What you should do - Count every line in the data below where "JSON" occurs, then state that number and nothing more.

[Stored records]
-*-*-

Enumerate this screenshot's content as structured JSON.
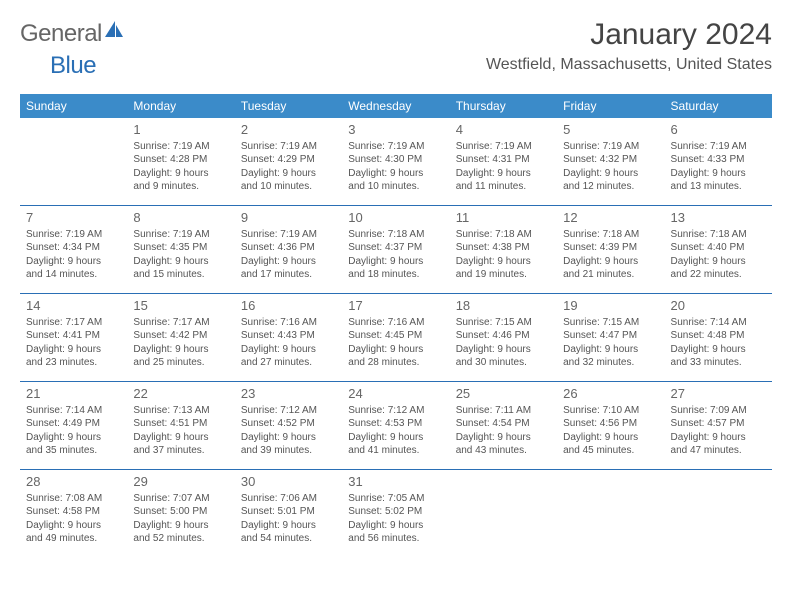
{
  "logo": {
    "part1": "General",
    "part2": "Blue"
  },
  "title": "January 2024",
  "location": "Westfield, Massachusetts, United States",
  "weekdays": [
    "Sunday",
    "Monday",
    "Tuesday",
    "Wednesday",
    "Thursday",
    "Friday",
    "Saturday"
  ],
  "colors": {
    "header_bg": "#3b8bc9",
    "header_fg": "#ffffff",
    "rule": "#2a6fb5",
    "text": "#555555",
    "daynum": "#666666",
    "title": "#444444"
  },
  "grid": [
    [
      {
        "empty": true
      },
      {
        "num": "1",
        "sunrise": "Sunrise: 7:19 AM",
        "sunset": "Sunset: 4:28 PM",
        "day1": "Daylight: 9 hours",
        "day2": "and 9 minutes."
      },
      {
        "num": "2",
        "sunrise": "Sunrise: 7:19 AM",
        "sunset": "Sunset: 4:29 PM",
        "day1": "Daylight: 9 hours",
        "day2": "and 10 minutes."
      },
      {
        "num": "3",
        "sunrise": "Sunrise: 7:19 AM",
        "sunset": "Sunset: 4:30 PM",
        "day1": "Daylight: 9 hours",
        "day2": "and 10 minutes."
      },
      {
        "num": "4",
        "sunrise": "Sunrise: 7:19 AM",
        "sunset": "Sunset: 4:31 PM",
        "day1": "Daylight: 9 hours",
        "day2": "and 11 minutes."
      },
      {
        "num": "5",
        "sunrise": "Sunrise: 7:19 AM",
        "sunset": "Sunset: 4:32 PM",
        "day1": "Daylight: 9 hours",
        "day2": "and 12 minutes."
      },
      {
        "num": "6",
        "sunrise": "Sunrise: 7:19 AM",
        "sunset": "Sunset: 4:33 PM",
        "day1": "Daylight: 9 hours",
        "day2": "and 13 minutes."
      }
    ],
    [
      {
        "num": "7",
        "sunrise": "Sunrise: 7:19 AM",
        "sunset": "Sunset: 4:34 PM",
        "day1": "Daylight: 9 hours",
        "day2": "and 14 minutes."
      },
      {
        "num": "8",
        "sunrise": "Sunrise: 7:19 AM",
        "sunset": "Sunset: 4:35 PM",
        "day1": "Daylight: 9 hours",
        "day2": "and 15 minutes."
      },
      {
        "num": "9",
        "sunrise": "Sunrise: 7:19 AM",
        "sunset": "Sunset: 4:36 PM",
        "day1": "Daylight: 9 hours",
        "day2": "and 17 minutes."
      },
      {
        "num": "10",
        "sunrise": "Sunrise: 7:18 AM",
        "sunset": "Sunset: 4:37 PM",
        "day1": "Daylight: 9 hours",
        "day2": "and 18 minutes."
      },
      {
        "num": "11",
        "sunrise": "Sunrise: 7:18 AM",
        "sunset": "Sunset: 4:38 PM",
        "day1": "Daylight: 9 hours",
        "day2": "and 19 minutes."
      },
      {
        "num": "12",
        "sunrise": "Sunrise: 7:18 AM",
        "sunset": "Sunset: 4:39 PM",
        "day1": "Daylight: 9 hours",
        "day2": "and 21 minutes."
      },
      {
        "num": "13",
        "sunrise": "Sunrise: 7:18 AM",
        "sunset": "Sunset: 4:40 PM",
        "day1": "Daylight: 9 hours",
        "day2": "and 22 minutes."
      }
    ],
    [
      {
        "num": "14",
        "sunrise": "Sunrise: 7:17 AM",
        "sunset": "Sunset: 4:41 PM",
        "day1": "Daylight: 9 hours",
        "day2": "and 23 minutes."
      },
      {
        "num": "15",
        "sunrise": "Sunrise: 7:17 AM",
        "sunset": "Sunset: 4:42 PM",
        "day1": "Daylight: 9 hours",
        "day2": "and 25 minutes."
      },
      {
        "num": "16",
        "sunrise": "Sunrise: 7:16 AM",
        "sunset": "Sunset: 4:43 PM",
        "day1": "Daylight: 9 hours",
        "day2": "and 27 minutes."
      },
      {
        "num": "17",
        "sunrise": "Sunrise: 7:16 AM",
        "sunset": "Sunset: 4:45 PM",
        "day1": "Daylight: 9 hours",
        "day2": "and 28 minutes."
      },
      {
        "num": "18",
        "sunrise": "Sunrise: 7:15 AM",
        "sunset": "Sunset: 4:46 PM",
        "day1": "Daylight: 9 hours",
        "day2": "and 30 minutes."
      },
      {
        "num": "19",
        "sunrise": "Sunrise: 7:15 AM",
        "sunset": "Sunset: 4:47 PM",
        "day1": "Daylight: 9 hours",
        "day2": "and 32 minutes."
      },
      {
        "num": "20",
        "sunrise": "Sunrise: 7:14 AM",
        "sunset": "Sunset: 4:48 PM",
        "day1": "Daylight: 9 hours",
        "day2": "and 33 minutes."
      }
    ],
    [
      {
        "num": "21",
        "sunrise": "Sunrise: 7:14 AM",
        "sunset": "Sunset: 4:49 PM",
        "day1": "Daylight: 9 hours",
        "day2": "and 35 minutes."
      },
      {
        "num": "22",
        "sunrise": "Sunrise: 7:13 AM",
        "sunset": "Sunset: 4:51 PM",
        "day1": "Daylight: 9 hours",
        "day2": "and 37 minutes."
      },
      {
        "num": "23",
        "sunrise": "Sunrise: 7:12 AM",
        "sunset": "Sunset: 4:52 PM",
        "day1": "Daylight: 9 hours",
        "day2": "and 39 minutes."
      },
      {
        "num": "24",
        "sunrise": "Sunrise: 7:12 AM",
        "sunset": "Sunset: 4:53 PM",
        "day1": "Daylight: 9 hours",
        "day2": "and 41 minutes."
      },
      {
        "num": "25",
        "sunrise": "Sunrise: 7:11 AM",
        "sunset": "Sunset: 4:54 PM",
        "day1": "Daylight: 9 hours",
        "day2": "and 43 minutes."
      },
      {
        "num": "26",
        "sunrise": "Sunrise: 7:10 AM",
        "sunset": "Sunset: 4:56 PM",
        "day1": "Daylight: 9 hours",
        "day2": "and 45 minutes."
      },
      {
        "num": "27",
        "sunrise": "Sunrise: 7:09 AM",
        "sunset": "Sunset: 4:57 PM",
        "day1": "Daylight: 9 hours",
        "day2": "and 47 minutes."
      }
    ],
    [
      {
        "num": "28",
        "sunrise": "Sunrise: 7:08 AM",
        "sunset": "Sunset: 4:58 PM",
        "day1": "Daylight: 9 hours",
        "day2": "and 49 minutes."
      },
      {
        "num": "29",
        "sunrise": "Sunrise: 7:07 AM",
        "sunset": "Sunset: 5:00 PM",
        "day1": "Daylight: 9 hours",
        "day2": "and 52 minutes."
      },
      {
        "num": "30",
        "sunrise": "Sunrise: 7:06 AM",
        "sunset": "Sunset: 5:01 PM",
        "day1": "Daylight: 9 hours",
        "day2": "and 54 minutes."
      },
      {
        "num": "31",
        "sunrise": "Sunrise: 7:05 AM",
        "sunset": "Sunset: 5:02 PM",
        "day1": "Daylight: 9 hours",
        "day2": "and 56 minutes."
      },
      {
        "empty": true
      },
      {
        "empty": true
      },
      {
        "empty": true
      }
    ]
  ]
}
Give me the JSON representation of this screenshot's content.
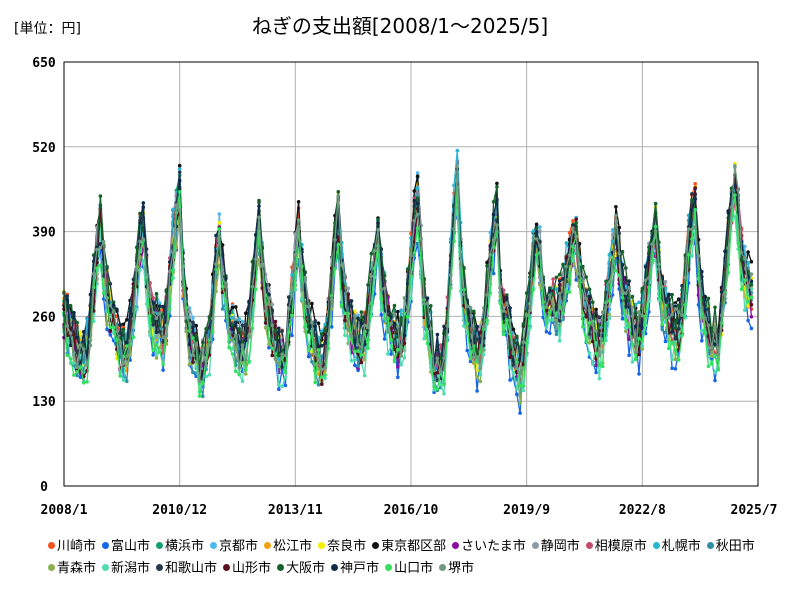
{
  "chart_data": {
    "type": "line",
    "title": "ねぎの支出額[2008/1～2025/5]",
    "unit_label": "[単位：円]",
    "ylim": [
      0,
      650
    ],
    "yticks": [
      0,
      130,
      260,
      390,
      520,
      650
    ],
    "xlim": [
      "2008-01",
      "2025-07"
    ],
    "xticks": [
      "2008/1",
      "2010/12",
      "2013/11",
      "2016/10",
      "2019/9",
      "2022/8",
      "2025/7"
    ],
    "grid": true,
    "legend_position": "bottom",
    "baseline_profile": {
      "2008": [
        265,
        255,
        240,
        225,
        215,
        205,
        200,
        215,
        250,
        305,
        360,
        395
      ],
      "2009": [
        340,
        300,
        270,
        250,
        230,
        215,
        205,
        210,
        240,
        280,
        330,
        380
      ],
      "2010": [
        400,
        330,
        280,
        260,
        250,
        240,
        235,
        265,
        320,
        380,
        420,
        450
      ],
      "2011": [
        330,
        270,
        240,
        220,
        210,
        190,
        185,
        200,
        235,
        280,
        340,
        385
      ],
      "2012": [
        320,
        280,
        260,
        240,
        230,
        215,
        210,
        220,
        250,
        300,
        355,
        400
      ],
      "2013": [
        330,
        290,
        265,
        240,
        225,
        205,
        200,
        215,
        250,
        300,
        350,
        390
      ],
      "2014": [
        330,
        290,
        255,
        230,
        215,
        200,
        195,
        210,
        250,
        310,
        370,
        420
      ],
      "2015": [
        330,
        290,
        265,
        245,
        235,
        225,
        220,
        230,
        260,
        310,
        360,
        395
      ],
      "2016": [
        330,
        290,
        265,
        245,
        235,
        225,
        230,
        255,
        300,
        350,
        410,
        440
      ],
      "2017": [
        360,
        290,
        255,
        230,
        210,
        190,
        185,
        205,
        260,
        340,
        420,
        470
      ],
      "2018": [
        360,
        300,
        260,
        240,
        225,
        210,
        215,
        245,
        300,
        350,
        390,
        420
      ],
      "2019": [
        310,
        270,
        250,
        230,
        210,
        185,
        180,
        200,
        250,
        300,
        350,
        390
      ],
      "2020": [
        360,
        320,
        300,
        290,
        285,
        270,
        280,
        300,
        330,
        350,
        370,
        380
      ],
      "2021": [
        340,
        300,
        280,
        260,
        245,
        230,
        225,
        240,
        275,
        315,
        355,
        385
      ],
      "2022": [
        350,
        310,
        290,
        270,
        250,
        235,
        240,
        265,
        300,
        335,
        365,
        395
      ],
      "2023": [
        330,
        290,
        275,
        260,
        245,
        240,
        245,
        270,
        320,
        370,
        410,
        430
      ],
      "2024": [
        330,
        285,
        260,
        240,
        230,
        225,
        235,
        265,
        320,
        380,
        430,
        460
      ],
      "2025": [
        420,
        360,
        330,
        310,
        300
      ]
    },
    "series": [
      {
        "name": "川崎市",
        "color": "#f4511e",
        "offset": 5
      },
      {
        "name": "富山市",
        "color": "#1565e8",
        "offset": -35
      },
      {
        "name": "横浜市",
        "color": "#12a070",
        "offset": 0
      },
      {
        "name": "京都市",
        "color": "#4fb8f0",
        "offset": 10
      },
      {
        "name": "松江市",
        "color": "#f2a012",
        "offset": -5
      },
      {
        "name": "奈良市",
        "color": "#f5f000",
        "offset": 0
      },
      {
        "name": "東京都区部",
        "color": "#111111",
        "offset": 15
      },
      {
        "name": "さいたま市",
        "color": "#8a0da0",
        "offset": -10
      },
      {
        "name": "静岡市",
        "color": "#8c9aa8",
        "offset": 5
      },
      {
        "name": "相模原市",
        "color": "#c54b6c",
        "offset": 0
      },
      {
        "name": "札幌市",
        "color": "#2ab4d0",
        "offset": 10
      },
      {
        "name": "秋田市",
        "color": "#2f8fa6",
        "offset": -15
      },
      {
        "name": "青森市",
        "color": "#8bb050",
        "offset": -20
      },
      {
        "name": "新潟市",
        "color": "#4fdcb0",
        "offset": -30
      },
      {
        "name": "和歌山市",
        "color": "#26384c",
        "offset": 5
      },
      {
        "name": "山形市",
        "color": "#5a1020",
        "offset": -5
      },
      {
        "name": "大阪市",
        "color": "#16612a",
        "offset": 15
      },
      {
        "name": "神戸市",
        "color": "#0e2b4a",
        "offset": 10
      },
      {
        "name": "山口市",
        "color": "#33e060",
        "offset": -25
      },
      {
        "name": "堺市",
        "color": "#6f9a82",
        "offset": 0
      }
    ]
  }
}
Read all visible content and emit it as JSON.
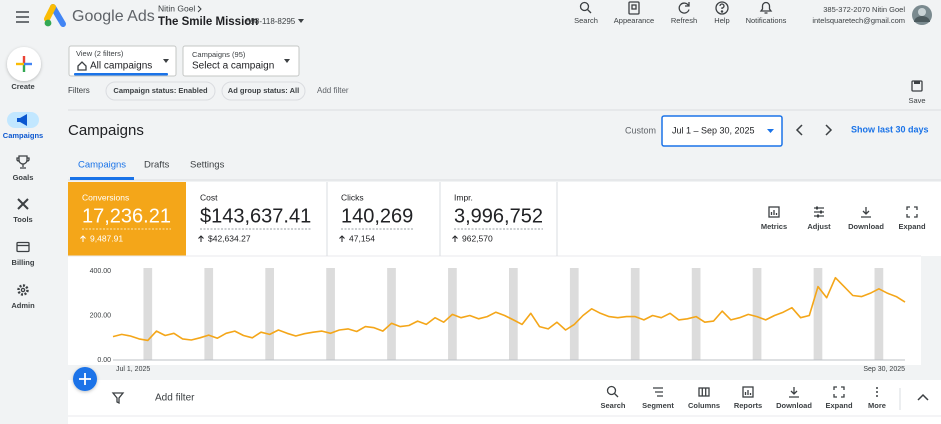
{
  "header": {
    "product": "Google Ads",
    "account_user": "Nitin Goel",
    "account_name": "The Smile Mission",
    "account_id": "598-118-8295",
    "actions": [
      "Search",
      "Appearance",
      "Refresh",
      "Help",
      "Notifications"
    ],
    "user_line": "385-372-2070 Nitin Goel",
    "user_email": "intelsquaretech@gmail.com"
  },
  "sidebar": [
    "Create",
    "Campaigns",
    "Goals",
    "Tools",
    "Billing",
    "Admin"
  ],
  "view": {
    "view_label": "View (2 filters)",
    "view_value": "All campaigns",
    "campaigns_label": "Campaigns (95)",
    "campaigns_value": "Select a campaign",
    "save": "Save"
  },
  "filters": {
    "label": "Filters",
    "chips": [
      "Campaign status: Enabled",
      "Ad group status: All"
    ],
    "add": "Add filter"
  },
  "page": {
    "title": "Campaigns",
    "date_mode": "Custom",
    "date_range": "Jul 1 – Sep 30, 2025",
    "show_last": "Show last 30 days",
    "tabs": [
      "Campaigns",
      "Drafts",
      "Settings"
    ]
  },
  "scorecards": [
    {
      "name": "Conversions",
      "value": "17,236.21",
      "change": "9,487.91"
    },
    {
      "name": "Cost",
      "value": "$143,637.41",
      "change": "$42,634.27"
    },
    {
      "name": "Clicks",
      "value": "140,269",
      "change": "47,154"
    },
    {
      "name": "Impr.",
      "value": "3,996,752",
      "change": "962,570"
    }
  ],
  "chart_tools": [
    "Metrics",
    "Adjust",
    "Download",
    "Expand"
  ],
  "chart_data": {
    "type": "line",
    "categories": [
      "Jul 1, 2025",
      null,
      null,
      null,
      null,
      null,
      null,
      null,
      null,
      null,
      null,
      null,
      null,
      null,
      null,
      null,
      null,
      null,
      null,
      null,
      null,
      null,
      null,
      null,
      null,
      null,
      null,
      null,
      null,
      null,
      null,
      null,
      null,
      null,
      null,
      null,
      null,
      null,
      null,
      null,
      null,
      null,
      null,
      null,
      null,
      null,
      null,
      null,
      null,
      null,
      null,
      null,
      null,
      null,
      null,
      null,
      null,
      null,
      null,
      null,
      null,
      null,
      null,
      null,
      null,
      null,
      null,
      null,
      null,
      null,
      null,
      null,
      null,
      null,
      null,
      null,
      null,
      null,
      null,
      null,
      null,
      null,
      null,
      null,
      null,
      null,
      null,
      null,
      null,
      null,
      null,
      "Sep 30, 2025"
    ],
    "values": [
      105,
      115,
      108,
      95,
      88,
      130,
      110,
      120,
      95,
      90,
      100,
      112,
      98,
      120,
      130,
      110,
      100,
      125,
      115,
      135,
      120,
      108,
      118,
      125,
      130,
      120,
      135,
      140,
      128,
      150,
      145,
      130,
      165,
      150,
      155,
      175,
      160,
      190,
      170,
      205,
      190,
      200,
      185,
      195,
      215,
      200,
      180,
      160,
      210,
      150,
      140,
      170,
      135,
      160,
      200,
      230,
      210,
      195,
      190,
      195,
      195,
      180,
      200,
      190,
      210,
      180,
      185,
      195,
      170,
      175,
      220,
      180,
      190,
      205,
      195,
      180,
      200,
      215,
      235,
      190,
      200,
      330,
      280,
      370,
      330,
      290,
      285,
      300,
      320,
      300,
      285,
      260
    ],
    "color": "#f4a619",
    "ylim": [
      0,
      400
    ],
    "yticks": [
      {
        "value": 0,
        "label": "0.00"
      },
      {
        "value": 200,
        "label": "200.00"
      },
      {
        "value": 400,
        "label": "400.00"
      }
    ],
    "grid": false
  },
  "table_toolbar": {
    "add_filter": "Add filter",
    "tools": [
      "Search",
      "Segment",
      "Columns",
      "Reports",
      "Download",
      "Expand",
      "More"
    ]
  }
}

-*-*-

Answer below - 3